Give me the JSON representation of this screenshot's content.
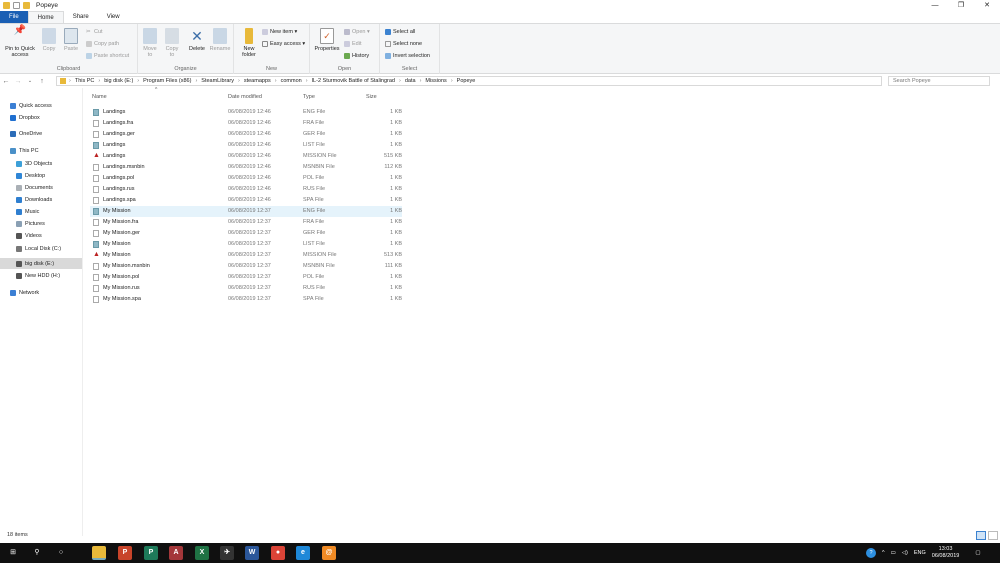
{
  "window": {
    "title": "Popeye",
    "minimize": "—",
    "maximize": "❐",
    "close": "✕"
  },
  "tabs": [
    "File",
    "Home",
    "Share",
    "View"
  ],
  "ribbon": {
    "clipboard": {
      "label": "Clipboard",
      "pin": "Pin to Quick access",
      "copy": "Copy",
      "paste": "Paste",
      "cut": "Cut",
      "copy_path": "Copy path",
      "paste_shortcut": "Paste shortcut"
    },
    "organize": {
      "label": "Organize",
      "move_to": "Move to",
      "copy_to": "Copy to",
      "delete": "Delete",
      "rename": "Rename"
    },
    "new": {
      "label": "New",
      "new_folder": "New folder",
      "new_item": "New item ▾",
      "easy_access": "Easy access ▾"
    },
    "open": {
      "label": "Open",
      "properties": "Properties",
      "open": "Open ▾",
      "edit": "Edit",
      "history": "History"
    },
    "select": {
      "label": "Select",
      "select_all": "Select all",
      "select_none": "Select none",
      "invert": "Invert selection"
    }
  },
  "address": {
    "crumbs": [
      "This PC",
      "big disk (E:)",
      "Program Files (x86)",
      "SteamLibrary",
      "steamapps",
      "common",
      "IL-2 Sturmovik Battle of Stalingrad",
      "data",
      "Missions",
      "Popeye"
    ],
    "search_placeholder": "Search Popeye"
  },
  "nav": [
    {
      "label": "Quick access",
      "icon": "star-icon",
      "color": "#3b7fd4"
    },
    {
      "label": "Dropbox",
      "icon": "dropbox-icon",
      "color": "#1f6fd0"
    },
    {
      "label": "OneDrive",
      "icon": "cloud-icon",
      "color": "#2b6cb8"
    },
    {
      "label": "This PC",
      "icon": "computer-icon",
      "color": "#4a90c8"
    },
    {
      "label": "3D Objects",
      "icon": "cube-icon",
      "color": "#3da0d8"
    },
    {
      "label": "Desktop",
      "icon": "desktop-icon",
      "color": "#2f86d6"
    },
    {
      "label": "Documents",
      "icon": "document-icon",
      "color": "#aab0b6"
    },
    {
      "label": "Downloads",
      "icon": "download-icon",
      "color": "#2f7fd0"
    },
    {
      "label": "Music",
      "icon": "music-icon",
      "color": "#2f7fd0"
    },
    {
      "label": "Pictures",
      "icon": "pictures-icon",
      "color": "#8aa0b4"
    },
    {
      "label": "Videos",
      "icon": "video-icon",
      "color": "#555"
    },
    {
      "label": "Local Disk (C:)",
      "icon": "drive-icon",
      "color": "#777"
    },
    {
      "label": "big disk (E:)",
      "icon": "drive-icon",
      "color": "#555"
    },
    {
      "label": "New HDD (H:)",
      "icon": "drive-icon",
      "color": "#555"
    },
    {
      "label": "Network",
      "icon": "network-icon",
      "color": "#3b7fd4"
    }
  ],
  "columns": {
    "name": "Name",
    "date": "Date modified",
    "type": "Type",
    "size": "Size"
  },
  "files": [
    {
      "name": "Landings",
      "date": "06/08/2019 12:46",
      "type": "ENG File",
      "size": "1 KB",
      "icon": "eng"
    },
    {
      "name": "Landings.fra",
      "date": "06/08/2019 12:46",
      "type": "FRA File",
      "size": "1 KB",
      "icon": "file"
    },
    {
      "name": "Landings.ger",
      "date": "06/08/2019 12:46",
      "type": "GER File",
      "size": "1 KB",
      "icon": "file"
    },
    {
      "name": "Landings",
      "date": "06/08/2019 12:46",
      "type": "LIST File",
      "size": "1 KB",
      "icon": "eng"
    },
    {
      "name": "Landings",
      "date": "06/08/2019 12:46",
      "type": "MISSION File",
      "size": "515 KB",
      "icon": "msn"
    },
    {
      "name": "Landings.msnbin",
      "date": "06/08/2019 12:46",
      "type": "MSNBIN File",
      "size": "112 KB",
      "icon": "file"
    },
    {
      "name": "Landings.pol",
      "date": "06/08/2019 12:46",
      "type": "POL File",
      "size": "1 KB",
      "icon": "file"
    },
    {
      "name": "Landings.rus",
      "date": "06/08/2019 12:46",
      "type": "RUS File",
      "size": "1 KB",
      "icon": "file"
    },
    {
      "name": "Landings.spa",
      "date": "06/08/2019 12:46",
      "type": "SPA File",
      "size": "1 KB",
      "icon": "file"
    },
    {
      "name": "My Mission",
      "date": "06/08/2019 12:37",
      "type": "ENG File",
      "size": "1 KB",
      "icon": "eng",
      "selected": true
    },
    {
      "name": "My Mission.fra",
      "date": "06/08/2019 12:37",
      "type": "FRA File",
      "size": "1 KB",
      "icon": "file"
    },
    {
      "name": "My Mission.ger",
      "date": "06/08/2019 12:37",
      "type": "GER File",
      "size": "1 KB",
      "icon": "file"
    },
    {
      "name": "My Mission",
      "date": "06/08/2019 12:37",
      "type": "LIST File",
      "size": "1 KB",
      "icon": "eng"
    },
    {
      "name": "My Mission",
      "date": "06/08/2019 12:37",
      "type": "MISSION File",
      "size": "513 KB",
      "icon": "msn"
    },
    {
      "name": "My Mission.msnbin",
      "date": "06/08/2019 12:37",
      "type": "MSNBIN File",
      "size": "111 KB",
      "icon": "file"
    },
    {
      "name": "My Mission.pol",
      "date": "06/08/2019 12:37",
      "type": "POL File",
      "size": "1 KB",
      "icon": "file"
    },
    {
      "name": "My Mission.rus",
      "date": "06/08/2019 12:37",
      "type": "RUS File",
      "size": "1 KB",
      "icon": "file"
    },
    {
      "name": "My Mission.spa",
      "date": "06/08/2019 12:37",
      "type": "SPA File",
      "size": "1 KB",
      "icon": "file"
    }
  ],
  "status": {
    "items": "18 items"
  },
  "taskbar": {
    "apps": [
      {
        "name": "file-explorer",
        "label": "",
        "color": "#e8b93a"
      },
      {
        "name": "powerpoint",
        "label": "P",
        "color": "#c8442a"
      },
      {
        "name": "publisher",
        "label": "P",
        "color": "#1e7a5a"
      },
      {
        "name": "access",
        "label": "A",
        "color": "#a4373a"
      },
      {
        "name": "excel",
        "label": "X",
        "color": "#1f7244"
      },
      {
        "name": "il2-game",
        "label": "✈",
        "color": "#333"
      },
      {
        "name": "word",
        "label": "W",
        "color": "#2b579a"
      },
      {
        "name": "chrome",
        "label": "●",
        "color": "#db4437"
      },
      {
        "name": "edge",
        "label": "e",
        "color": "#1e88d8"
      },
      {
        "name": "app-orange",
        "label": "@",
        "color": "#f08a24"
      }
    ],
    "lang": "ENG",
    "time": "13:03",
    "date": "06/08/2019"
  }
}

# Set exercise:
Show all lines from the listing above in which "Paste" appears.

# Response:
      "paste": "Paste",
      "paste_shortcut": "Paste shortcut"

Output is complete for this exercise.